— Begin Source records —

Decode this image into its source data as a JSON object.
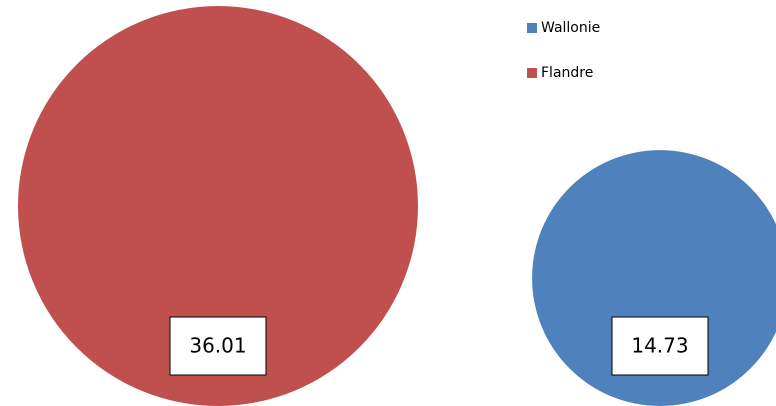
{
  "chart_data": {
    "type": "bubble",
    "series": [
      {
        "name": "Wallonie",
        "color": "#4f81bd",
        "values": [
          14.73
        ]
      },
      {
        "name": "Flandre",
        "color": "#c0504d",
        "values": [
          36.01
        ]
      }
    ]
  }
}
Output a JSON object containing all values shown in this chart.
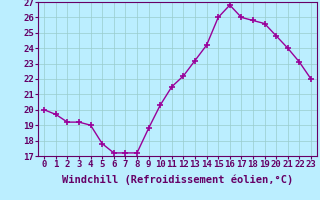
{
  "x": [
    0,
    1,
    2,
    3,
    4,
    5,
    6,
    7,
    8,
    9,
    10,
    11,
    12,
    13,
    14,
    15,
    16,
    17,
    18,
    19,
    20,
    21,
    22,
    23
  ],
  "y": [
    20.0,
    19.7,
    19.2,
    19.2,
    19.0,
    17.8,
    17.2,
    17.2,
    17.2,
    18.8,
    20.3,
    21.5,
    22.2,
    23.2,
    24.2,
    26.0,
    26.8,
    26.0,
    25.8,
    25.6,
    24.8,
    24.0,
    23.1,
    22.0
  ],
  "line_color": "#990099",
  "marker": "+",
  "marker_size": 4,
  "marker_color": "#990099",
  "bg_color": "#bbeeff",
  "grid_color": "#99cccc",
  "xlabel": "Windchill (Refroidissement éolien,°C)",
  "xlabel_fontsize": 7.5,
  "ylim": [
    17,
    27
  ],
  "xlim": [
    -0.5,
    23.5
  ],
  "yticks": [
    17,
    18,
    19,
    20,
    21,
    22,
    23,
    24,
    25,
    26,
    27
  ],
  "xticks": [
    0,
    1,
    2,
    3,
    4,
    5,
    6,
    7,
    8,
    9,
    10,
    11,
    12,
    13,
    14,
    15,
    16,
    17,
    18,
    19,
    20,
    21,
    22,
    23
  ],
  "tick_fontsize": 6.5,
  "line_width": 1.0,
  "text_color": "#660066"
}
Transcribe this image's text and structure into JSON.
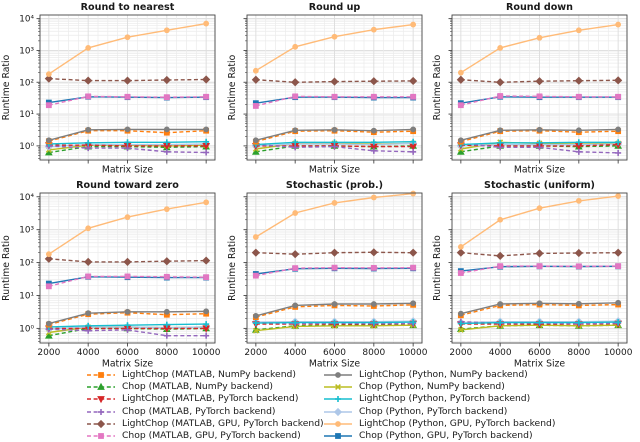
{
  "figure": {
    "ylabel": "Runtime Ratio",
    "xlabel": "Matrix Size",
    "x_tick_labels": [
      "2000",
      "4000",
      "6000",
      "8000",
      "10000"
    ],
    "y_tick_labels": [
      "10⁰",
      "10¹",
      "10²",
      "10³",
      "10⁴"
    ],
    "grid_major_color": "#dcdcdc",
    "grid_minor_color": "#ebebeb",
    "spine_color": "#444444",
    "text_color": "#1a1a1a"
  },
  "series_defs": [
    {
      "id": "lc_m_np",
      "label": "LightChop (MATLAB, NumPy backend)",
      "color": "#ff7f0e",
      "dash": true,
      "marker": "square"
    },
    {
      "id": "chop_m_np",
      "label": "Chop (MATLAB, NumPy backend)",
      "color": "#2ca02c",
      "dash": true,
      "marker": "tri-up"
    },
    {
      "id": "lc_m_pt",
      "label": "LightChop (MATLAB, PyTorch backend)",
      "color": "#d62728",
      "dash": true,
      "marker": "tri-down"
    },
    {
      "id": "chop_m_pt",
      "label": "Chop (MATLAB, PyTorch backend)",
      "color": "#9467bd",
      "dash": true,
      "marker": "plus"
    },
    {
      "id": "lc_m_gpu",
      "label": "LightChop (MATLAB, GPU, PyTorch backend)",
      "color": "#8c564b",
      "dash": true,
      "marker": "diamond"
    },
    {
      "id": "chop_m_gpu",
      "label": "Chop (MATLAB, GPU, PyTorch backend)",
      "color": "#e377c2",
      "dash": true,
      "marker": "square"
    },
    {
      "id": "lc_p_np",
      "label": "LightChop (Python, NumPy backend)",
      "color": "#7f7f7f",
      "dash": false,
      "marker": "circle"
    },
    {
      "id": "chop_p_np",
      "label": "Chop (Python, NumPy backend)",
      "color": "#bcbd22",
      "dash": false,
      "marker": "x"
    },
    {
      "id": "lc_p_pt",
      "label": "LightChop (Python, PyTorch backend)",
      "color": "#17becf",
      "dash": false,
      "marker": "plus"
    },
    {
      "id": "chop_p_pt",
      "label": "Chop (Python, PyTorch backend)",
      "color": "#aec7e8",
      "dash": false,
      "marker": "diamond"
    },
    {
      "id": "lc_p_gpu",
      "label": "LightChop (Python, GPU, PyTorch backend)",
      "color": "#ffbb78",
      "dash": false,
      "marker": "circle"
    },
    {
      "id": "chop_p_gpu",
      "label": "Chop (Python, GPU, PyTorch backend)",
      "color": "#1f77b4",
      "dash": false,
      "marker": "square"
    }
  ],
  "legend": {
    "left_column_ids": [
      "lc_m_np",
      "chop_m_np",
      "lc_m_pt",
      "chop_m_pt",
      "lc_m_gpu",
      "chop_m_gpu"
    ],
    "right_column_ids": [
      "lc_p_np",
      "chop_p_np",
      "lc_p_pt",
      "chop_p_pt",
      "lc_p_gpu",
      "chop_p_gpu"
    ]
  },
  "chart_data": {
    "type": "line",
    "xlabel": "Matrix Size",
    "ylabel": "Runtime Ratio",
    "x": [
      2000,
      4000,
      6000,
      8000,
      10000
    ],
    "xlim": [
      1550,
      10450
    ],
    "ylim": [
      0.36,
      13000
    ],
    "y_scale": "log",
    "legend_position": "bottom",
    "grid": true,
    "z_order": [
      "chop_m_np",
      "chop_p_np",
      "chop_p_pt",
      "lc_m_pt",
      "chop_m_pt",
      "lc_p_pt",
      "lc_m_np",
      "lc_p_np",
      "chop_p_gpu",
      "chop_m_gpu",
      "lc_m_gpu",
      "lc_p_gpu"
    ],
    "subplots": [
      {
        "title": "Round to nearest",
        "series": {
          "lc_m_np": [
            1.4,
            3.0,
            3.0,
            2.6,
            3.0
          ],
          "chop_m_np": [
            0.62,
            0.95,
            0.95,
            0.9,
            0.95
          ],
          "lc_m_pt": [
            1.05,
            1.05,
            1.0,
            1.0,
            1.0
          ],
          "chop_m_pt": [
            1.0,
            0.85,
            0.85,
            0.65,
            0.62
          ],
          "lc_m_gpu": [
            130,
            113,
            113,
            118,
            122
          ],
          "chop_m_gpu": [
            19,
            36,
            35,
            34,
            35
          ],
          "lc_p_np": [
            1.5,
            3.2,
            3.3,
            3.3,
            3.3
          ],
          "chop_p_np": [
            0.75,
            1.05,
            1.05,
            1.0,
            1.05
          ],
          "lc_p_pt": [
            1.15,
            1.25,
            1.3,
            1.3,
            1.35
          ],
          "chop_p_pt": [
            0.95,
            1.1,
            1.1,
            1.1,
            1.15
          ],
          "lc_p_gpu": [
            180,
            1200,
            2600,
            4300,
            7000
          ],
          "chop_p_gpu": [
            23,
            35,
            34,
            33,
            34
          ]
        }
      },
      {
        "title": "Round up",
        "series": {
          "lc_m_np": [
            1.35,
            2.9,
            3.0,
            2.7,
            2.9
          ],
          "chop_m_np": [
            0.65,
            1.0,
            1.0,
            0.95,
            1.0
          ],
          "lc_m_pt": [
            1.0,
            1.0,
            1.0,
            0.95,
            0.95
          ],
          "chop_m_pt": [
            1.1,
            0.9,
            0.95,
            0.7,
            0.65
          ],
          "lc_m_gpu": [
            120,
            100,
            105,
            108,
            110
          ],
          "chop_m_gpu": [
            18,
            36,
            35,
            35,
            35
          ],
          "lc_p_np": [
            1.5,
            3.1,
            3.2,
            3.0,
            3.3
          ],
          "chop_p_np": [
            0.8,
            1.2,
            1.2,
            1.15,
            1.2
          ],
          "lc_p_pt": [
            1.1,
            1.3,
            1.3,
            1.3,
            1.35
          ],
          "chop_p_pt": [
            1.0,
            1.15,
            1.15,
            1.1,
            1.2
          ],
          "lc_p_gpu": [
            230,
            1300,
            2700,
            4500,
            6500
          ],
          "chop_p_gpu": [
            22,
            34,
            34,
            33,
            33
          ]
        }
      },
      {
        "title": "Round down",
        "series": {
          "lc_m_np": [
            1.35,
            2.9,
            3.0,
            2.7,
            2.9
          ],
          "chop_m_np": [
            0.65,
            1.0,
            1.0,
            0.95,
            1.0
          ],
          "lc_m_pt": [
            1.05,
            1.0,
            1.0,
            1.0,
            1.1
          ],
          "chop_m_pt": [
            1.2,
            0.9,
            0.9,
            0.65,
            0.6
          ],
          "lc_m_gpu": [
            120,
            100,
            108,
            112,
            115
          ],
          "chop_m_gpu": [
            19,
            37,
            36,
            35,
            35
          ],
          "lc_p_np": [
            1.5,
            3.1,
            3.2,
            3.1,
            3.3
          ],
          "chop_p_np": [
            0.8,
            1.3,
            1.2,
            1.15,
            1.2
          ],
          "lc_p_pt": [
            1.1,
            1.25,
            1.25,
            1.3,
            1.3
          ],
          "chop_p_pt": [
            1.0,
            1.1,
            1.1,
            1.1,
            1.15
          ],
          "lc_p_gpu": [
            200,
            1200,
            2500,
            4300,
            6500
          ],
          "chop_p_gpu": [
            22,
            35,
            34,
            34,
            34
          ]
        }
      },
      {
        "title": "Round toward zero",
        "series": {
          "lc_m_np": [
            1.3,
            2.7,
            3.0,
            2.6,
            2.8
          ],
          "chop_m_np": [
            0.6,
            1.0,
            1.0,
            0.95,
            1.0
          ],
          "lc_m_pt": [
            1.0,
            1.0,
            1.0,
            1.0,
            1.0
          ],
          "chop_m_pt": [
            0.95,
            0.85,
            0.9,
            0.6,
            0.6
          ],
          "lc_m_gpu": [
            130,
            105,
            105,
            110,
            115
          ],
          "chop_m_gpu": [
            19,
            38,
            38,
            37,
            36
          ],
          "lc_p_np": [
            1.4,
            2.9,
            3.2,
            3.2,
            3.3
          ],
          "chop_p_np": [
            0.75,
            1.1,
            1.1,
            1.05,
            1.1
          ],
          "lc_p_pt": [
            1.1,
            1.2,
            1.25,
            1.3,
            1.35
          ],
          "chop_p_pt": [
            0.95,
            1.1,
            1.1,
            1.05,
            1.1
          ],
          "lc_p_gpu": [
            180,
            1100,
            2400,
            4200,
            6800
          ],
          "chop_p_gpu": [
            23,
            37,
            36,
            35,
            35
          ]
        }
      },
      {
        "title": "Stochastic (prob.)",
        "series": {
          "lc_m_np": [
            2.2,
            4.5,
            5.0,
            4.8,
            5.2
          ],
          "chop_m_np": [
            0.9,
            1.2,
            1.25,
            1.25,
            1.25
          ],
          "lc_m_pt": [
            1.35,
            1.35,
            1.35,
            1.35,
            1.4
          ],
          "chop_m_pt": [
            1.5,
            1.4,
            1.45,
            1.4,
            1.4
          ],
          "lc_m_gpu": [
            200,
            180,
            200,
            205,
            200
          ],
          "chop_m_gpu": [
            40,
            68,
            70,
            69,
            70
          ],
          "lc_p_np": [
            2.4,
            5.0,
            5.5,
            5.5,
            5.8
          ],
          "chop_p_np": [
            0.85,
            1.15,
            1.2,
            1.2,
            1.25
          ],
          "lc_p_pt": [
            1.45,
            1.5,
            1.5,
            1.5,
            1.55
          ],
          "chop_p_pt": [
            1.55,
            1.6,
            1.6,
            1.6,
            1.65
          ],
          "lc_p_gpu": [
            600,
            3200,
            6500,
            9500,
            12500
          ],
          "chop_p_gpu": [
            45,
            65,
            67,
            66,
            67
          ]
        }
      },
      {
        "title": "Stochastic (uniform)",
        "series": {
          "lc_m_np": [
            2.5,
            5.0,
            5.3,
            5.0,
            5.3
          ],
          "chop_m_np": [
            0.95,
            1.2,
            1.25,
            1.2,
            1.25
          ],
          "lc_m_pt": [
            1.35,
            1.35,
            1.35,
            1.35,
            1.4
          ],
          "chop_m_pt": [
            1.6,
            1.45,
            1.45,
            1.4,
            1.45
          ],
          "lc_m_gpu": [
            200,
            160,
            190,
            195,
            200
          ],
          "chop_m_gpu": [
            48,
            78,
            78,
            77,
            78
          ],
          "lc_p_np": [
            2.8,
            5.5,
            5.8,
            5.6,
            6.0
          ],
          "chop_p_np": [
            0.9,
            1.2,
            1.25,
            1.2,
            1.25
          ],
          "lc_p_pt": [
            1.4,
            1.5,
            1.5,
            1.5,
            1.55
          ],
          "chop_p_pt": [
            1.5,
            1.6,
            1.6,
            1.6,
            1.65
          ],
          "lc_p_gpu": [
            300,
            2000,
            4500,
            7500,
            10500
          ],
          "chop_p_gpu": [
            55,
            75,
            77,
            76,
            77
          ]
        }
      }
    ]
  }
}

— End Source records —

§ **Exercise requirements**: Among the entries above, how many lines hold the string "Python"? Give the number by itself.

§ **Solution for this problem**: 6